■ What to work on
With the pictures left out, copy the listing below exactly.

■ Exercise inputs
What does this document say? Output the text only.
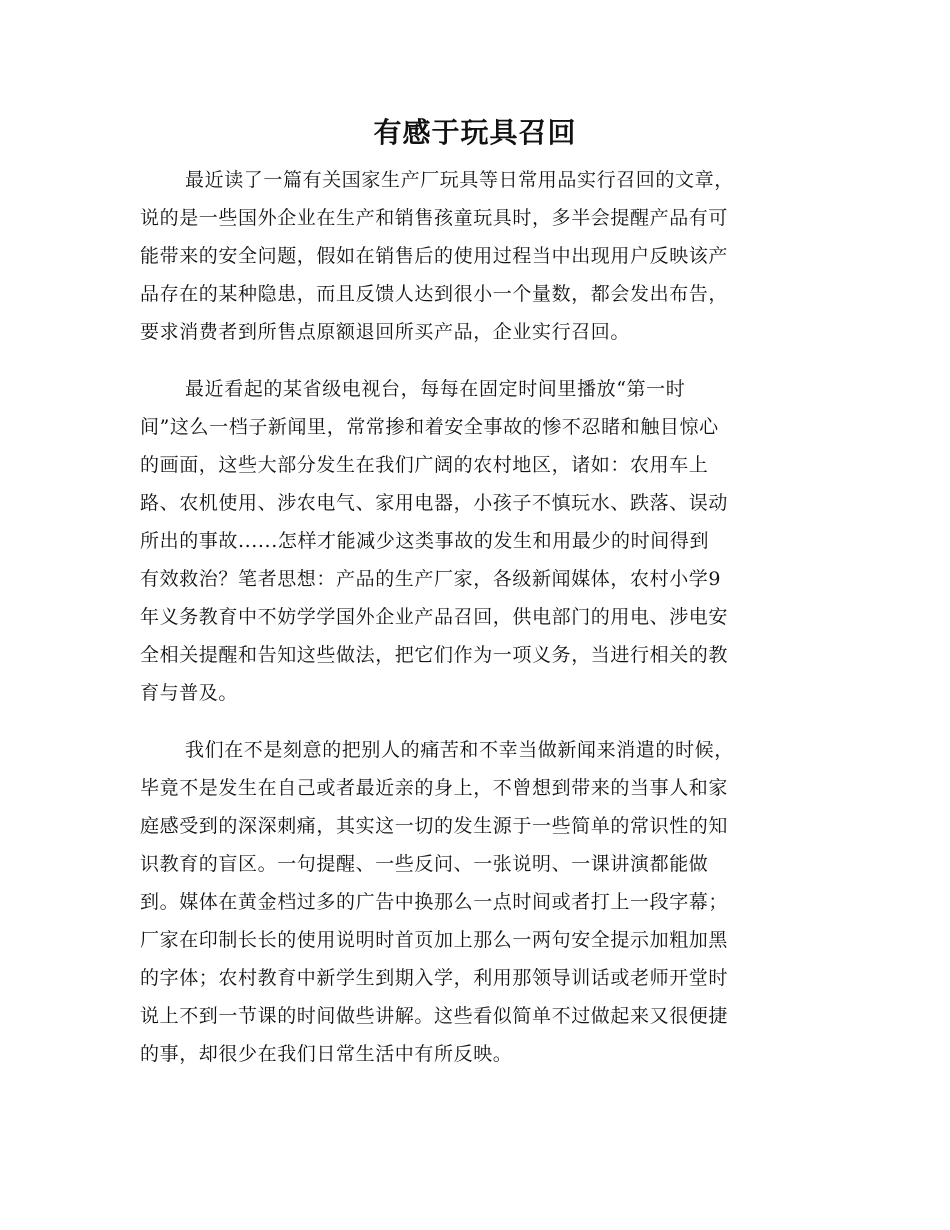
有感于玩具召回
最近读了一篇有关国家生产厂玩具等日常用品实行召回的文章，
说的是一些国外企业在生产和销售孩童玩具时，多半会提醒产品有可
能带来的安全问题，假如在销售后的使用过程当中出现用户反映该产
品存在的某种隐患，而且反馈人达到很小一个量数，都会发出布告，
要求消费者到所售点原额退回所买产品，企业实行召回。
最近看起的某省级电视台，每每在固定时间里播放“第一时
间”这么一档子新闻里，常常掺和着安全事故的惨不忍睹和触目惊心
的画面，这些大部分发生在我们广阔的农村地区，诸如：农用车上
路、农机使用、涉农电气、家用电器，小孩子不慎玩水、跌落、误动
所出的事故......怎样才能减少这类事故的发生和用最少的时间得到
有效救治？笔者思想：产品的生产厂家，各级新闻媒体，农村小学9
年义务教育中不妨学学国外企业产品召回，供电部门的用电、涉电安
全相关提醒和告知这些做法，把它们作为一项义务，当进行相关的教
育与普及。
我们在不是刻意的把别人的痛苦和不幸当做新闻来消遣的时候，
毕竟不是发生在自己或者最近亲的身上，不曾想到带来的当事人和家
庭感受到的深深刺痛，其实这一切的发生源于一些简单的常识性的知
识教育的盲区。一句提醒、一些反问、一张说明、一课讲演都能做
到。媒体在黄金档过多的广告中换那么一点时间或者打上一段字幕；
厂家在印制长长的使用说明时首页加上那么一两句安全提示加粗加黑
的字体；农村教育中新学生到期入学，利用那领导训话或老师开堂时
说上不到一节课的时间做些讲解。这些看似简单不过做起来又很便捷
的事，却很少在我们日常生活中有所反映。
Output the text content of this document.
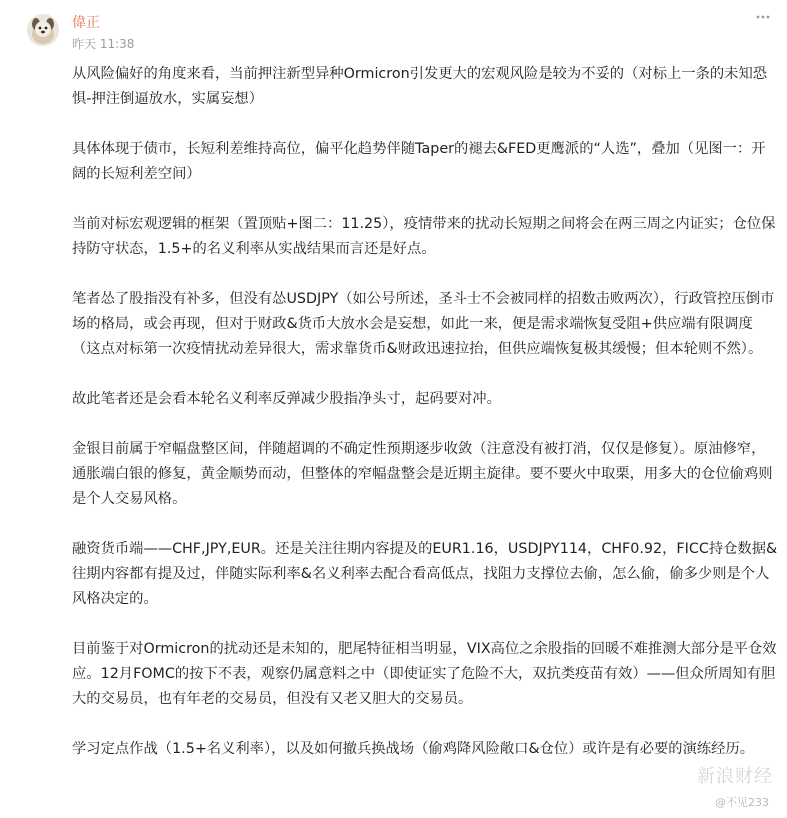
偉正
昨天 11:38

从风险偏好的角度来看，当前押注新型异种Ormicron引发更大的宏观风险是较为不妥的（对标上一条的未知恐惧-押注倒逼放水，实属妄想）

具体体现于债市，长短利差维持高位，偏平化趋势伴随Taper的褪去&FED更鹰派的“人选”，叠加（见图一：开阔的长短利差空间）

当前对标宏观逻辑的框架（置顶贴+图二：11.25），疫情带来的扰动长短期之间将会在两三周之内证实；仓位保持防守状态，1.5+的名义利率从实战结果而言还是好点。

笔者怂了股指没有补多，但没有怂USDJPY（如公号所述，圣斗士不会被同样的招数击败两次），行政管控压倒市场的格局，或会再现，但对于财政&货币大放水会是妄想，如此一来，便是需求端恢复受阻+供应端有限调度（这点对标第一次疫情扰动差异很大，需求靠货币&财政迅速拉抬，但供应端恢复极其缓慢；但本轮则不然）。

故此笔者还是会看本轮名义利率反弹减少股指净头寸，起码要对冲。

金银目前属于窄幅盘整区间，伴随超调的不确定性预期逐步收敛（注意没有被打消，仅仅是修复）。原油修窄，通胀端白银的修复，黄金顺势而动，但整体的窄幅盘整会是近期主旋律。要不要火中取栗，用多大的仓位偷鸡则是个人交易风格。

融资货币端——CHF,JPY,EUR。还是关注往期内容提及的EUR1.16，USDJPY114，CHF0.92，FICC持仓数据&往期内容都有提及过，伴随实际利率&名义利率去配合看高低点，找阻力支撑位去偷，怎么偷，偷多少则是个人风格决定的。

目前鉴于对Ormicron的扰动还是未知的，肥尾特征相当明显，VIX高位之余股指的回暖不难推测大部分是平仓效应。12月FOMC的按下不表，观察仍属意料之中（即使证实了危险不大，双抗类疫苗有效）——但众所周知有胆大的交易员，也有年老的交易员，但没有又老又胆大的交易员。

学习定点作战（1.5+名义利率），以及如何撤兵换战场（偷鸡降风险敞口&仓位）或许是有必要的演练经历。

新浪财经
@不见233
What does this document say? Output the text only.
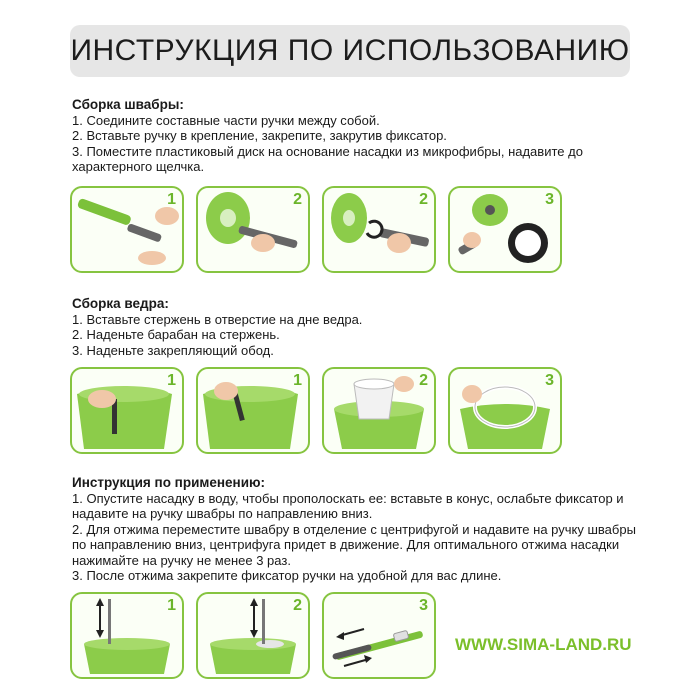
ИНСТРУКЦИЯ ПО ИСПОЛЬЗОВАНИЮ
Сборка швабры:

1. Соедините составные части ручки между собой.

2. Вставьте ручку в крепление, закрепите, закрутив фиксатор.

3. Поместите пластиковый диск на основание насадки из микрофибры, надавите до характерного щелчка.

1	2	2	3
Сборка ведра:

1. Вставьте стержень в отверстие на дне ведра.

2. Наденьте барабан на стержень.

3. Наденьте закрепляющий обод.

1	1	2	3
Инструкция по применению:

1. Опустите насадку в воду, чтобы прополоскать ее: вставьте в конус, ослабьте фиксатор и надавите на ручку швабры по направлению вниз.

2. Для отжима переместите швабру в отделение с центрифугой и надавите на ручку швабры по направлению вниз, центрифуга придет в движение. Для оптимального отжима насадки нажимайте на ручку не менее 3 раз.

3. После отжима закрепите фиксатор ручки на удобной для вас длине.

1	2	3
WWW.SIMA-LAND.RU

■ Correct response
What does this document say? Output the text only.
有感于玩具召回
最近读了一篇有关国家生产厂玩具等日常用品实行召回的文章，
说的是一些国外企业在生产和销售孩童玩具时，多半会提醒产品有可
能带来的安全问题，假如在销售后的使用过程当中出现用户反映该产
品存在的某种隐患，而且反馈人达到很小一个量数，都会发出布告，
要求消费者到所售点原额退回所买产品，企业实行召回。
最近看起的某省级电视台，每每在固定时间里播放“第一时
间”这么一档子新闻里，常常掺和着安全事故的惨不忍睹和触目惊心
的画面，这些大部分发生在我们广阔的农村地区，诸如：农用车上
路、农机使用、涉农电气、家用电器，小孩子不慎玩水、跌落、误动
所出的事故......怎样才能减少这类事故的发生和用最少的时间得到
有效救治？笔者思想：产品的生产厂家，各级新闻媒体，农村小学9
年义务教育中不妨学学国外企业产品召回，供电部门的用电、涉电安
全相关提醒和告知这些做法，把它们作为一项义务，当进行相关的教
育与普及。
我们在不是刻意的把别人的痛苦和不幸当做新闻来消遣的时候，
毕竟不是发生在自己或者最近亲的身上，不曾想到带来的当事人和家
庭感受到的深深刺痛，其实这一切的发生源于一些简单的常识性的知
识教育的盲区。一句提醒、一些反问、一张说明、一课讲演都能做
到。媒体在黄金档过多的广告中换那么一点时间或者打上一段字幕；
厂家在印制长长的使用说明时首页加上那么一两句安全提示加粗加黑
的字体；农村教育中新学生到期入学，利用那领导训话或老师开堂时
说上不到一节课的时间做些讲解。这些看似简单不过做起来又很便捷
的事，却很少在我们日常生活中有所反映。
Output the text content of this document.
偉正
昨天 11:38

从风险偏好的角度来看，当前押注新型异种Ormicron引发更大的宏观风险是较为不妥的（对标上一条的未知恐惧-押注倒逼放水，实属妄想）

具体体现于债市，长短利差维持高位，偏平化趋势伴随Taper的褪去&FED更鹰派的“人选”，叠加（见图一：开阔的长短利差空间）

当前对标宏观逻辑的框架（置顶贴+图二：11.25），疫情带来的扰动长短期之间将会在两三周之内证实；仓位保持防守状态，1.5+的名义利率从实战结果而言还是好点。

笔者怂了股指没有补多，但没有怂USDJPY（如公号所述，圣斗士不会被同样的招数击败两次），行政管控压倒市场的格局，或会再现，但对于财政&货币大放水会是妄想，如此一来，便是需求端恢复受阻+供应端有限调度（这点对标第一次疫情扰动差异很大，需求靠货币&财政迅速拉抬，但供应端恢复极其缓慢；但本轮则不然）。

故此笔者还是会看本轮名义利率反弹减少股指净头寸，起码要对冲。

金银目前属于窄幅盘整区间，伴随超调的不确定性预期逐步收敛（注意没有被打消，仅仅是修复）。原油修窄，通胀端白银的修复，黄金顺势而动，但整体的窄幅盘整会是近期主旋律。要不要火中取栗，用多大的仓位偷鸡则是个人交易风格。

融资货币端——CHF,JPY,EUR。还是关注往期内容提及的EUR1.16，USDJPY114，CHF0.92，FICC持仓数据&往期内容都有提及过，伴随实际利率&名义利率去配合看高低点，找阻力支撑位去偷，怎么偷，偷多少则是个人风格决定的。

目前鉴于对Ormicron的扰动还是未知的，肥尾特征相当明显，VIX高位之余股指的回暖不难推测大部分是平仓效应。12月FOMC的按下不表，观察仍属意料之中（即使证实了危险不大，双抗类疫苗有效）——但众所周知有胆大的交易员，也有年老的交易员，但没有又老又胆大的交易员。

学习定点作战（1.5+名义利率），以及如何撤兵换战场（偷鸡降风险敞口&仓位）或许是有必要的演练经历。

新浪财经
@不见233
What does this document say? Output the text only.
ИНСТРУКЦИЯ ПО ИСПОЛЬЗОВАНИЮ
Сборка швабры:

1. Соедините составные части ручки между собой.

2. Вставьте ручку в крепление, закрепите, закрутив фиксатор.

3. Поместите пластиковый диск на основание насадки из микрофибры, надавите до характерного щелчка.

1	2	2	3
Сборка ведра:

1. Вставьте стержень в отверстие на дне ведра.

2. Наденьте барабан на стержень.

3. Наденьте закрепляющий обод.

1	1	2	3
Инструкция по применению:

1. Опустите насадку в воду, чтобы прополоскать ее: вставьте в конус, ослабьте фиксатор и надавите на ручку швабры по направлению вниз.

2. Для отжима переместите швабру в отделение с центрифугой и надавите на ручку швабры по направлению вниз, центрифуга придет в движение. Для оптимального отжима насадки нажимайте на ручку не менее 3 раз.

3. После отжима закрепите фиксатор ручки на удобной для вас длине.

1	2	3
WWW.SIMA-LAND.RU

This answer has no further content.